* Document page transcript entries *

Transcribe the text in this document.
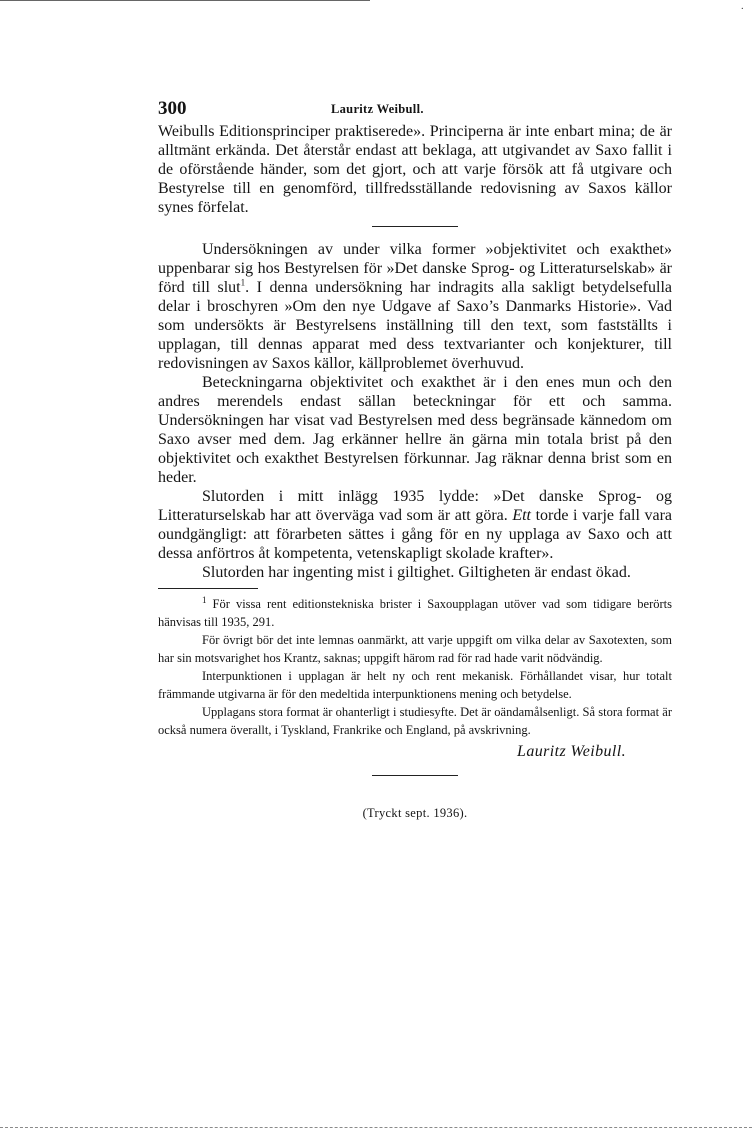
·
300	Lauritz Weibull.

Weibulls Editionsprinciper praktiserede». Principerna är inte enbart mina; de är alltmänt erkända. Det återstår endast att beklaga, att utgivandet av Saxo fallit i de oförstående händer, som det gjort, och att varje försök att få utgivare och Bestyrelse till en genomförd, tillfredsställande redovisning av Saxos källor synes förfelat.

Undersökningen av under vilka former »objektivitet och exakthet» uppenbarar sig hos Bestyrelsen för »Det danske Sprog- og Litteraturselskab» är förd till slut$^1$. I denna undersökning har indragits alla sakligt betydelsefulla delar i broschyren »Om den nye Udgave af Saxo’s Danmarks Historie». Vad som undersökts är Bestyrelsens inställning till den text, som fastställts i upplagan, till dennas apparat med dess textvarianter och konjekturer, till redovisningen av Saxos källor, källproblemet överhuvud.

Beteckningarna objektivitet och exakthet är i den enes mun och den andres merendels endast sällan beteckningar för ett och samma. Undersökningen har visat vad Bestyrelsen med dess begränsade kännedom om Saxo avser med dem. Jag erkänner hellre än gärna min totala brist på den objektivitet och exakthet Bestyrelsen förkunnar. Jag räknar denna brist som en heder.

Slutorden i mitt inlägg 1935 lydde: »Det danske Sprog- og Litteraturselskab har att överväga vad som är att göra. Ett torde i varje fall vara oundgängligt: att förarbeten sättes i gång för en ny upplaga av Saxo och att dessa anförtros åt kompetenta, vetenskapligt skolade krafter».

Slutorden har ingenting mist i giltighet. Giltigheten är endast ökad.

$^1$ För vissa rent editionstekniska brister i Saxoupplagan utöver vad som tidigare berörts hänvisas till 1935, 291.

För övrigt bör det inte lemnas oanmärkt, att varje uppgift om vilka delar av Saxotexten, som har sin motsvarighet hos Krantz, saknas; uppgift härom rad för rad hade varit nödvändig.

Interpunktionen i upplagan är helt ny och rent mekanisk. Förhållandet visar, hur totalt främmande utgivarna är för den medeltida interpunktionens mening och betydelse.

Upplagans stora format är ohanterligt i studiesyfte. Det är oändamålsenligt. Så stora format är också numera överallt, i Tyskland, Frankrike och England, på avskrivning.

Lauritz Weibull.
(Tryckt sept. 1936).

--

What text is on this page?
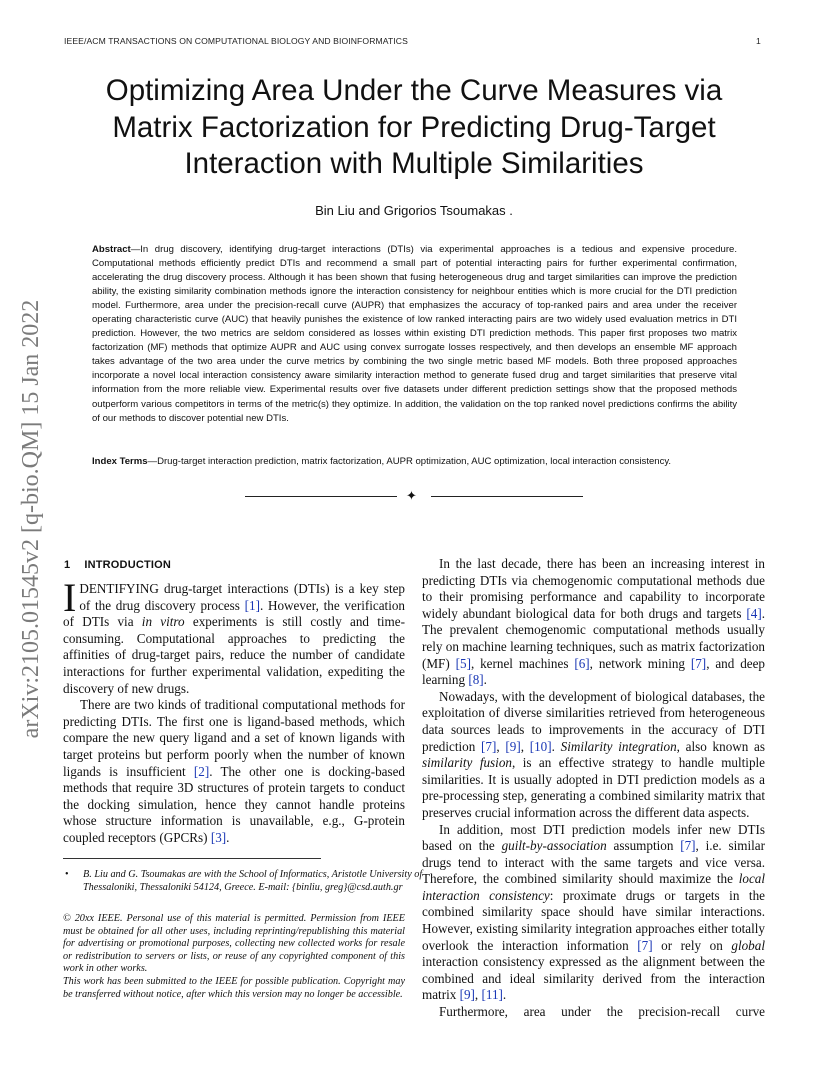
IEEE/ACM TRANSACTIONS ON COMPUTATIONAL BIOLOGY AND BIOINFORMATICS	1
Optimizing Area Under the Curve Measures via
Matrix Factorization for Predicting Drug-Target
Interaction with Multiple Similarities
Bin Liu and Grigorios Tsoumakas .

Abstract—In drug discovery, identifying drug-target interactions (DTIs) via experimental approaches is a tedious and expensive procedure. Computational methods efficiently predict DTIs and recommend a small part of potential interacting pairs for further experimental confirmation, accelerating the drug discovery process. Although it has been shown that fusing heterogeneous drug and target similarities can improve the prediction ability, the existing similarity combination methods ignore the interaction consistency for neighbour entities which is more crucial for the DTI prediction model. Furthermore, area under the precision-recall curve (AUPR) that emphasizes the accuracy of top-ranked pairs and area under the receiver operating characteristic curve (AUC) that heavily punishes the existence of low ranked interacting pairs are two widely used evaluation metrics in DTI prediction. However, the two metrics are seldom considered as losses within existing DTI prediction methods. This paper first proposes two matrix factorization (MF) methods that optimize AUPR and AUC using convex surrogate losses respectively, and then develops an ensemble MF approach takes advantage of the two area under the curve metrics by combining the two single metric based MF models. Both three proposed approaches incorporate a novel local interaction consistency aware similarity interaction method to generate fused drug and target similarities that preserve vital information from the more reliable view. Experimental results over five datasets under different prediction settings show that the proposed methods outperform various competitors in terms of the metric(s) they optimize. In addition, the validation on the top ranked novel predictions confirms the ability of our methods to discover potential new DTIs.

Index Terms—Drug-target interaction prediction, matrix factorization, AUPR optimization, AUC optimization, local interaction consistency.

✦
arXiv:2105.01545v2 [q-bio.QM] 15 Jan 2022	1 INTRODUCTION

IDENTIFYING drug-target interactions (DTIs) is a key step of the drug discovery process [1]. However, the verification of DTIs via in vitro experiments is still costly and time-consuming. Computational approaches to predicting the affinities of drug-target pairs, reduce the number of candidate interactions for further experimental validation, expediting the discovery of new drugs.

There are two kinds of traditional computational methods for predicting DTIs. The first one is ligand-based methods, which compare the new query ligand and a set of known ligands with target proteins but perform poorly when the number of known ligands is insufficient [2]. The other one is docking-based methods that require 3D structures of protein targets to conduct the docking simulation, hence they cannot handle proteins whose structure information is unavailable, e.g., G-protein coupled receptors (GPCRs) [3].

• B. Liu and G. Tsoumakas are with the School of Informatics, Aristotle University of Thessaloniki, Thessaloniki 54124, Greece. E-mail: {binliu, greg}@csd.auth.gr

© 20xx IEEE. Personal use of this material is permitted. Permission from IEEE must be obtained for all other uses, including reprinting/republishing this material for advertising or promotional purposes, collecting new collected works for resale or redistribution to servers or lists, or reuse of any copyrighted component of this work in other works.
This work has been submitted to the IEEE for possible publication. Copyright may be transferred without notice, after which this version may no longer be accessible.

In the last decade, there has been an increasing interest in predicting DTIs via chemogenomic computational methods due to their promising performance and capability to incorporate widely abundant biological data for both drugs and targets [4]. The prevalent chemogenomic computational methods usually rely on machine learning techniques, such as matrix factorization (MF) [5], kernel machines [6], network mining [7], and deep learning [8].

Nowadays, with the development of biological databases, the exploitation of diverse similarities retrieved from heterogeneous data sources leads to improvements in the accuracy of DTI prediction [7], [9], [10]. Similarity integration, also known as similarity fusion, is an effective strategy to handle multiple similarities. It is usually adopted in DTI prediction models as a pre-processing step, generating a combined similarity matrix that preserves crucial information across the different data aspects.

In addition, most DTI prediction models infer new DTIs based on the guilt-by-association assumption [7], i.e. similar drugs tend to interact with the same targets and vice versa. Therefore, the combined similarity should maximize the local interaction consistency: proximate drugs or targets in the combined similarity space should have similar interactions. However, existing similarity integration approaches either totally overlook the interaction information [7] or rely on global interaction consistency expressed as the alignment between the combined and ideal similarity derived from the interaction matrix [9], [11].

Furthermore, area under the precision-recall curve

...

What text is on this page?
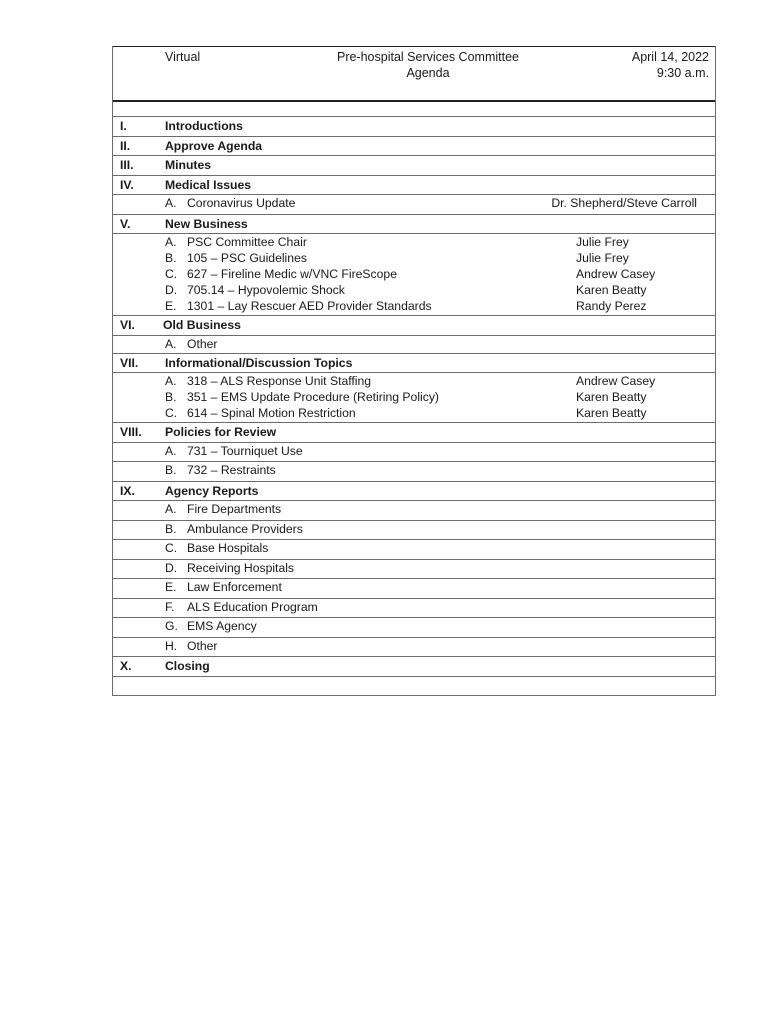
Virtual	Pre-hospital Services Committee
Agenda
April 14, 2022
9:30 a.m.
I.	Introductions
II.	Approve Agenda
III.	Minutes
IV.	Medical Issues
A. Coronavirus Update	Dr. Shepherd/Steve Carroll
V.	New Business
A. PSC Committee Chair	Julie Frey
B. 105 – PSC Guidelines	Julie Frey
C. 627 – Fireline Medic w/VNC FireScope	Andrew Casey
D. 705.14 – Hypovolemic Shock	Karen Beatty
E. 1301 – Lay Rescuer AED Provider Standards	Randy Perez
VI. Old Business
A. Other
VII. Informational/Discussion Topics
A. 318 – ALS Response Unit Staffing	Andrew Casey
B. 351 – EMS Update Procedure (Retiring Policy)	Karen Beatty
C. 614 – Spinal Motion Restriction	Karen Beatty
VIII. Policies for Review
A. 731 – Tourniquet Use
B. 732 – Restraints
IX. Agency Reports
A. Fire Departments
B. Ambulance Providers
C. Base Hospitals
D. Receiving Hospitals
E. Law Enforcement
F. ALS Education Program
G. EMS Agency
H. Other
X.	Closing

* Exercise prompt *
Search the records for the word "Committee" and return every line that holds it.

* Reply *
Virtual	Pre-hospital Services Committee
A. PSC Committee Chair	Julie Frey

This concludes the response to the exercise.